=== GIVEN REQUEST ===
Reproduce the listing below in full and without alteration, apart from its pictures.

=== EXTRACTED MATERIAL ===
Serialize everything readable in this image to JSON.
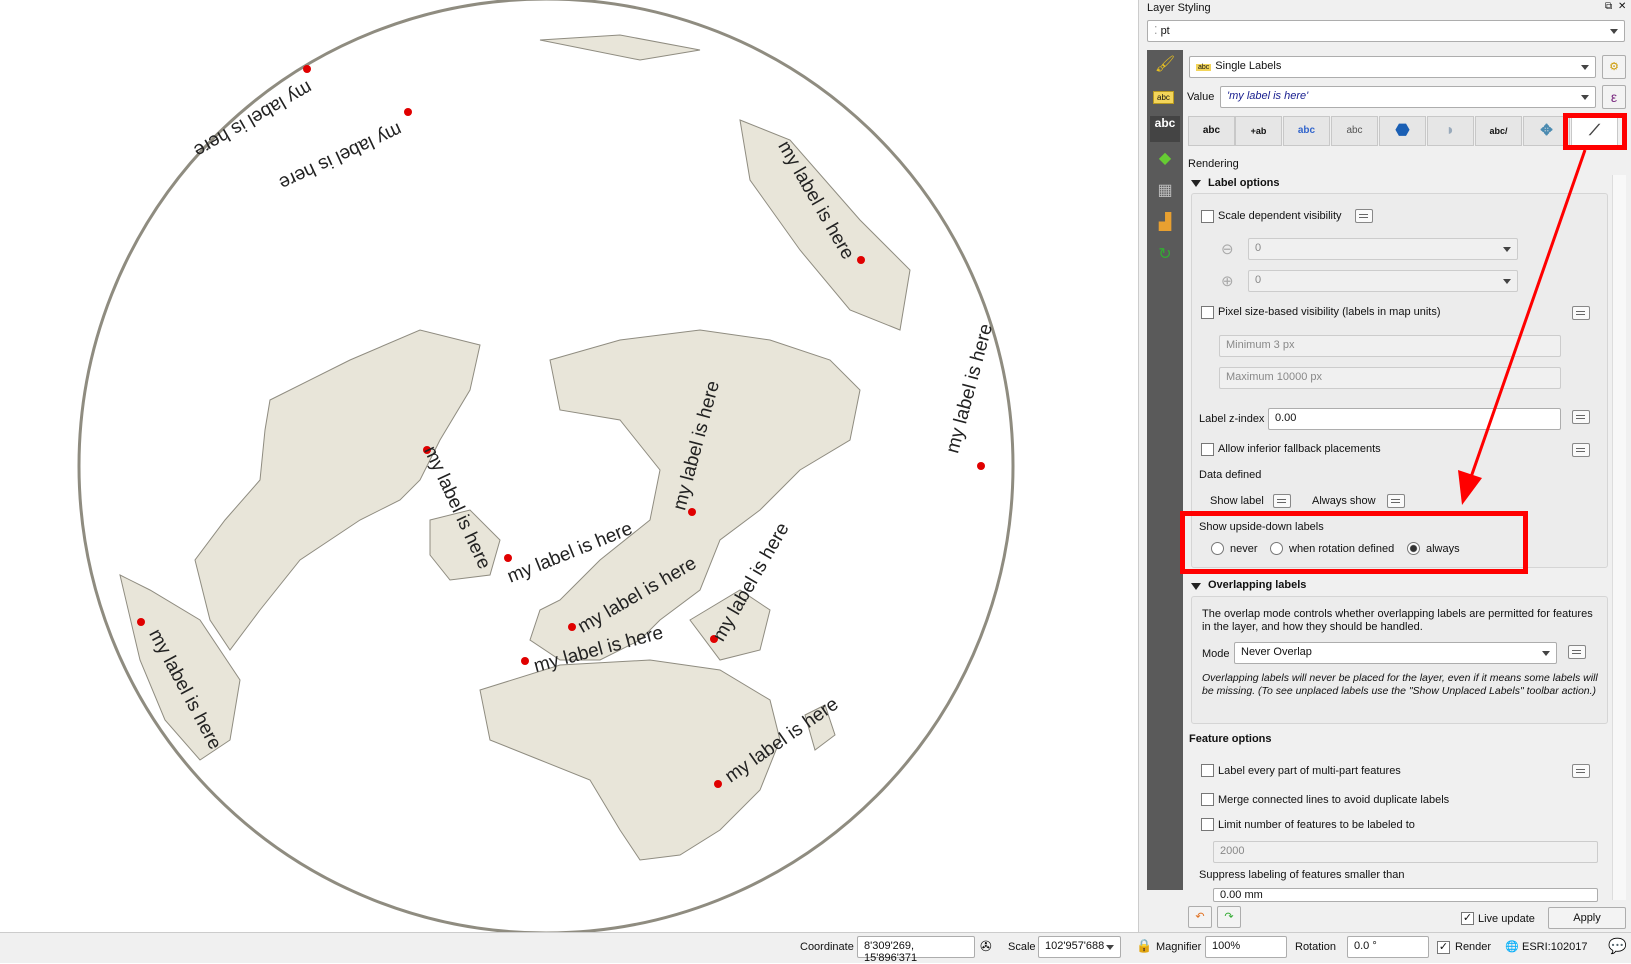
{
  "map": {
    "label_text": "my label is here",
    "labels": [
      {
        "text": "my label is here"
      },
      {
        "text": "my label is here"
      },
      {
        "text": "my label is here"
      },
      {
        "text": "my label is here"
      },
      {
        "text": "my label is here"
      },
      {
        "text": "my label is here"
      },
      {
        "text": "my label is here"
      },
      {
        "text": "my label is here"
      },
      {
        "text": "my label is here"
      },
      {
        "text": "my label is here"
      },
      {
        "text": "my label is here"
      },
      {
        "text": "my label is here"
      }
    ],
    "colors": {
      "land": "#e8e5d9",
      "outline": "#8f8c80",
      "point": "#e00000"
    }
  },
  "panel": {
    "title": "Layer Styling",
    "layer": "pt",
    "renderer": "Single Labels",
    "value_label": "Value",
    "value_expr": "'my label is here'",
    "tabs": [
      "text",
      "formatting",
      "buffer",
      "background",
      "mask",
      "shadow",
      "callouts",
      "placement",
      "rendering"
    ],
    "section_heading": "Rendering",
    "label_options": {
      "heading": "Label options",
      "scale_visibility": "Scale dependent visibility",
      "min_scale": "0",
      "max_scale": "0",
      "pixel_visibility": "Pixel size-based visibility (labels in map units)",
      "min_px": "Minimum 3 px",
      "max_px": "Maximum 10000 px",
      "z_index_label": "Label z-index",
      "z_index": "0.00",
      "fallback": "Allow inferior fallback placements",
      "data_defined": "Data defined",
      "show_label": "Show label",
      "always_show": "Always show",
      "upside_down": "Show upside-down labels",
      "upside_options": [
        "never",
        "when rotation defined",
        "always"
      ],
      "upside_selected": "always"
    },
    "overlap": {
      "heading": "Overlapping labels",
      "desc": "The overlap mode controls whether overlapping labels are permitted for features in the layer, and how they should be handled.",
      "mode_label": "Mode",
      "mode": "Never Overlap",
      "note": "Overlapping labels will never be placed for the layer, even if it means some labels will be missing. (To see unplaced labels use the \"Show Unplaced Labels\" toolbar action.)"
    },
    "feature": {
      "heading": "Feature options",
      "multipart": "Label every part of multi-part features",
      "merge": "Merge connected lines to avoid duplicate labels",
      "limit": "Limit number of features to be labeled to",
      "limit_value": "2000",
      "suppress": "Suppress labeling of features smaller than",
      "suppress_value": "0.00 mm"
    },
    "live_update": "Live update",
    "live_update_checked": true,
    "apply": "Apply"
  },
  "status": {
    "coordinate_label": "Coordinate",
    "coordinate": "8'309'269, 15'896'371",
    "scale_label": "Scale",
    "scale": "102'957'688",
    "magnifier_label": "Magnifier",
    "magnifier": "100%",
    "rotation_label": "Rotation",
    "rotation": "0.0 °",
    "render_label": "Render",
    "render_checked": true,
    "crs": "ESRI:102017"
  }
}
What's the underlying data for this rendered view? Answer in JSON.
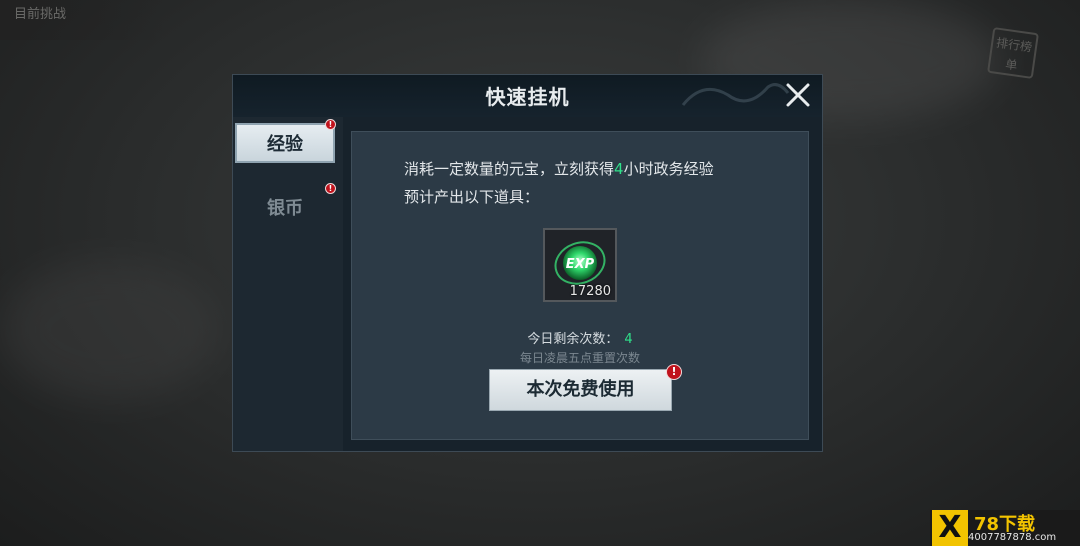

=== SOLVED EXERCISE ===
Serialize everything readable in this image to JSON.
{
  "map": {
    "label_text": "my label is here",
    "labels": [
      {
        "text": "my label is here"
      },
      {
        "text": "my label is here"
      },
      {
        "text": "my label is here"
      },
      {
        "text": "my label is here"
      },
      {
        "text": "my label is here"
      },
      {
        "text": "my label is here"
      },
      {
        "text": "my label is here"
      },
      {
        "text": "my label is here"
      },
      {
        "text": "my label is here"
      },
      {
        "text": "my label is here"
      },
      {
        "text": "my label is here"
      },
      {
        "text": "my label is here"
      }
    ],
    "colors": {
      "land": "#e8e5d9",
      "outline": "#8f8c80",
      "point": "#e00000"
    }
  },
  "panel": {
    "title": "Layer Styling",
    "layer": "pt",
    "renderer": "Single Labels",
    "value_label": "Value",
    "value_expr": "'my label is here'",
    "tabs": [
      "text",
      "formatting",
      "buffer",
      "background",
      "mask",
      "shadow",
      "callouts",
      "placement",
      "rendering"
    ],
    "section_heading": "Rendering",
    "label_options": {
      "heading": "Label options",
      "scale_visibility": "Scale dependent visibility",
      "min_scale": "0",
      "max_scale": "0",
      "pixel_visibility": "Pixel size-based visibility (labels in map units)",
      "min_px": "Minimum 3 px",
      "max_px": "Maximum 10000 px",
      "z_index_label": "Label z-index",
      "z_index": "0.00",
      "fallback": "Allow inferior fallback placements",
      "data_defined": "Data defined",
      "show_label": "Show label",
      "always_show": "Always show",
      "upside_down": "Show upside-down labels",
      "upside_options": [
        "never",
        "when rotation defined",
        "always"
      ],
      "upside_selected": "always"
    },
    "overlap": {
      "heading": "Overlapping labels",
      "desc": "The overlap mode controls whether overlapping labels are permitted for features in the layer, and how they should be handled.",
      "mode_label": "Mode",
      "mode": "Never Overlap",
      "note": "Overlapping labels will never be placed for the layer, even if it means some labels will be missing. (To see unplaced labels use the \"Show Unplaced Labels\" toolbar action.)"
    },
    "feature": {
      "heading": "Feature options",
      "multipart": "Label every part of multi-part features",
      "merge": "Merge connected lines to avoid duplicate labels",
      "limit": "Limit number of features to be labeled to",
      "limit_value": "2000",
      "suppress": "Suppress labeling of features smaller than",
      "suppress_value": "0.00 mm"
    },
    "live_update": "Live update",
    "live_update_checked": true,
    "apply": "Apply"
  },
  "status": {
    "coordinate_label": "Coordinate",
    "coordinate": "8'309'269, 15'896'371",
    "scale_label": "Scale",
    "scale": "102'957'688",
    "magnifier_label": "Magnifier",
    "magnifier": "100%",
    "rotation_label": "Rotation",
    "rotation": "0.0 °",
    "render_label": "Render",
    "render_checked": true,
    "crs": "ESRI:102017"
  }
}
What's the underlying data for this rendered view? Answer in JSON.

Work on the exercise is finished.